**EXERCISE REQUIREMENTS:** Report back each line of the records that contains the string "власти".

## BEGIN

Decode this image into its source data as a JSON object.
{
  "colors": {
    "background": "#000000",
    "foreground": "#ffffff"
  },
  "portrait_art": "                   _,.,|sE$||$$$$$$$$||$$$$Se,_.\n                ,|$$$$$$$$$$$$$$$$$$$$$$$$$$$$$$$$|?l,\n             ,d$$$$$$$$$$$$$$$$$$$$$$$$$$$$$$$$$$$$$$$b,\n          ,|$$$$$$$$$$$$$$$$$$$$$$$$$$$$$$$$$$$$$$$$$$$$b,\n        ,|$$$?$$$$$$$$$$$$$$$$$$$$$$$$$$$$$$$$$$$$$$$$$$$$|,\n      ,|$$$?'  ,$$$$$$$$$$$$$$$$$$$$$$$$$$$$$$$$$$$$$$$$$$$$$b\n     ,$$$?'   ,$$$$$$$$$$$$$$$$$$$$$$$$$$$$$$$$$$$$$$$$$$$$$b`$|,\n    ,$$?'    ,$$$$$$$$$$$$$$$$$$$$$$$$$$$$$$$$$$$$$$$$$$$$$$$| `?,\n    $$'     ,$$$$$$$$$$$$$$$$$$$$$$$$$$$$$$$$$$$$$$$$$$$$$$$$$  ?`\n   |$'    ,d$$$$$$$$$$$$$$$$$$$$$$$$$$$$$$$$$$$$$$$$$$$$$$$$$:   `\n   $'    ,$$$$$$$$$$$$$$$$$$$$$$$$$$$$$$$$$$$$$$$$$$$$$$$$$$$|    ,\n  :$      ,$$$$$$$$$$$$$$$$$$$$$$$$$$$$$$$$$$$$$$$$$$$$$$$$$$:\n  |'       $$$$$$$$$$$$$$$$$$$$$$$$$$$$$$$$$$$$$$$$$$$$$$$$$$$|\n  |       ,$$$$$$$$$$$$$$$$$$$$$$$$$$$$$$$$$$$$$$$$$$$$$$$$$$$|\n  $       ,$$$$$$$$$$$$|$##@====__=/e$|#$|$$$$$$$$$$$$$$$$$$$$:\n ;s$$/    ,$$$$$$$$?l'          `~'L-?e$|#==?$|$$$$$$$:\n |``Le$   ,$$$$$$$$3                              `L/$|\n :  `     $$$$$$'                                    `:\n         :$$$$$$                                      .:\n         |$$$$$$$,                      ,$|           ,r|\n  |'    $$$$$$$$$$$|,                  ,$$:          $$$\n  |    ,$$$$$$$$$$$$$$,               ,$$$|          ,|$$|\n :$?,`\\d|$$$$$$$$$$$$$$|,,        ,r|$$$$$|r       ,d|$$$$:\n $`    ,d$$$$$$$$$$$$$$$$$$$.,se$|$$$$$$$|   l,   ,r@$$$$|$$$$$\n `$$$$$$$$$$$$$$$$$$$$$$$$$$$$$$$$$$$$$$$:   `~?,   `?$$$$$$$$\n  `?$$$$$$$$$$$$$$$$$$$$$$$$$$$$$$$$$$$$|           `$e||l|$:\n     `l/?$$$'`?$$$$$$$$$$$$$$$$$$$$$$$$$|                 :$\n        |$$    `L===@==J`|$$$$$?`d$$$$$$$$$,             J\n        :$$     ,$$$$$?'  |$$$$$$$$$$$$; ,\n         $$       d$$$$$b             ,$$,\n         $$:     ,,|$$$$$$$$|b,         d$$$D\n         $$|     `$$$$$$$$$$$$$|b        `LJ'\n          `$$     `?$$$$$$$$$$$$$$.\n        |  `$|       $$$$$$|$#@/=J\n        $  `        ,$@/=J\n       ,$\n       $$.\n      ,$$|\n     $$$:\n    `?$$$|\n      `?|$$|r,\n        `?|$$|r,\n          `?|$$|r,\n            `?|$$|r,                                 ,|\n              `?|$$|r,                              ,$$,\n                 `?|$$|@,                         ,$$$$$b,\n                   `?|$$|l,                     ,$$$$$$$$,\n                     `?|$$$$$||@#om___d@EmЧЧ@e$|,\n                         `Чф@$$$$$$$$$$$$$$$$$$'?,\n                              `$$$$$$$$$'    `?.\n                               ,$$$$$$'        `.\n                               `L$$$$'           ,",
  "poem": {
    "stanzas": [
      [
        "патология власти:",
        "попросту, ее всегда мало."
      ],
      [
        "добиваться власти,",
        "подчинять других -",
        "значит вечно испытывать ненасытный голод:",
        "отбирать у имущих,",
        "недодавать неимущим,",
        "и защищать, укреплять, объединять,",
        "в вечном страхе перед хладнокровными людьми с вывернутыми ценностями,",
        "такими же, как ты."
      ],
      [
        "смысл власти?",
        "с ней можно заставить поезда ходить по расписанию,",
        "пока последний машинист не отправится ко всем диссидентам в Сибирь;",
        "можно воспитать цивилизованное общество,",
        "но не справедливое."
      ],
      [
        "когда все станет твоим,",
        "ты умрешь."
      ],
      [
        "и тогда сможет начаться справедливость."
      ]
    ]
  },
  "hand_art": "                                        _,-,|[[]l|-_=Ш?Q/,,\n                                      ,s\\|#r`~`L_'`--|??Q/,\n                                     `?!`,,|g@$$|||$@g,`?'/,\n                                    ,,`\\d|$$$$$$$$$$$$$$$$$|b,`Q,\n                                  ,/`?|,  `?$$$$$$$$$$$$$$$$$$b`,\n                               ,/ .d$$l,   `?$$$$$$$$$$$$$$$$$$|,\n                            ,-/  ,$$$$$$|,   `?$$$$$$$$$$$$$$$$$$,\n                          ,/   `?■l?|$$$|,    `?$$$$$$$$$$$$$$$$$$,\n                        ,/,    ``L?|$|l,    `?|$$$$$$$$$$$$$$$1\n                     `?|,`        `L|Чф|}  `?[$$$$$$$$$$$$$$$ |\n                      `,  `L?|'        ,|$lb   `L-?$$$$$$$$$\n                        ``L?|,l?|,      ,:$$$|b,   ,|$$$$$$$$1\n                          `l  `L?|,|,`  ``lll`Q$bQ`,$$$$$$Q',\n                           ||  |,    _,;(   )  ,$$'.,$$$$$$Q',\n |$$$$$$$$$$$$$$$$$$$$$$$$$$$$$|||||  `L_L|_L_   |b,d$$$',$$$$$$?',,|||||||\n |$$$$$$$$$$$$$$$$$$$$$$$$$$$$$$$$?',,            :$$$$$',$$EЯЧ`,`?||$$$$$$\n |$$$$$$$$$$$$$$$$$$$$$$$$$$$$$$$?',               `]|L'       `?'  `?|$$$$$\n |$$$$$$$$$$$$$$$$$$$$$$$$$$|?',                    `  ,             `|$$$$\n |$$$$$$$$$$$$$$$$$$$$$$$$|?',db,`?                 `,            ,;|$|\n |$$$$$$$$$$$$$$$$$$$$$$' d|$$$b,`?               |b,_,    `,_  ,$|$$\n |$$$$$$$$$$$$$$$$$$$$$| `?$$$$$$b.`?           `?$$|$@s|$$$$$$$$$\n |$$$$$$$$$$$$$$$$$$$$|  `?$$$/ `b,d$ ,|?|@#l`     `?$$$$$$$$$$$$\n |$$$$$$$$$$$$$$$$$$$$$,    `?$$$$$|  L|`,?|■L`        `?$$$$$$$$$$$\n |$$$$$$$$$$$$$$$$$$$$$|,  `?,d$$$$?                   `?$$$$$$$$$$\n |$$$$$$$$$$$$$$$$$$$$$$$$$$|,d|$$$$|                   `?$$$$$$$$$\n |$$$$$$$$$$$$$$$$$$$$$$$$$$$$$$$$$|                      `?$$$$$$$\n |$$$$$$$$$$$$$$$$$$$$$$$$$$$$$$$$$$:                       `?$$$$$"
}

## END

**WRITTEN RESPONSE:**
        "патология власти:",
        "добиваться власти,",
        "смысл власти?",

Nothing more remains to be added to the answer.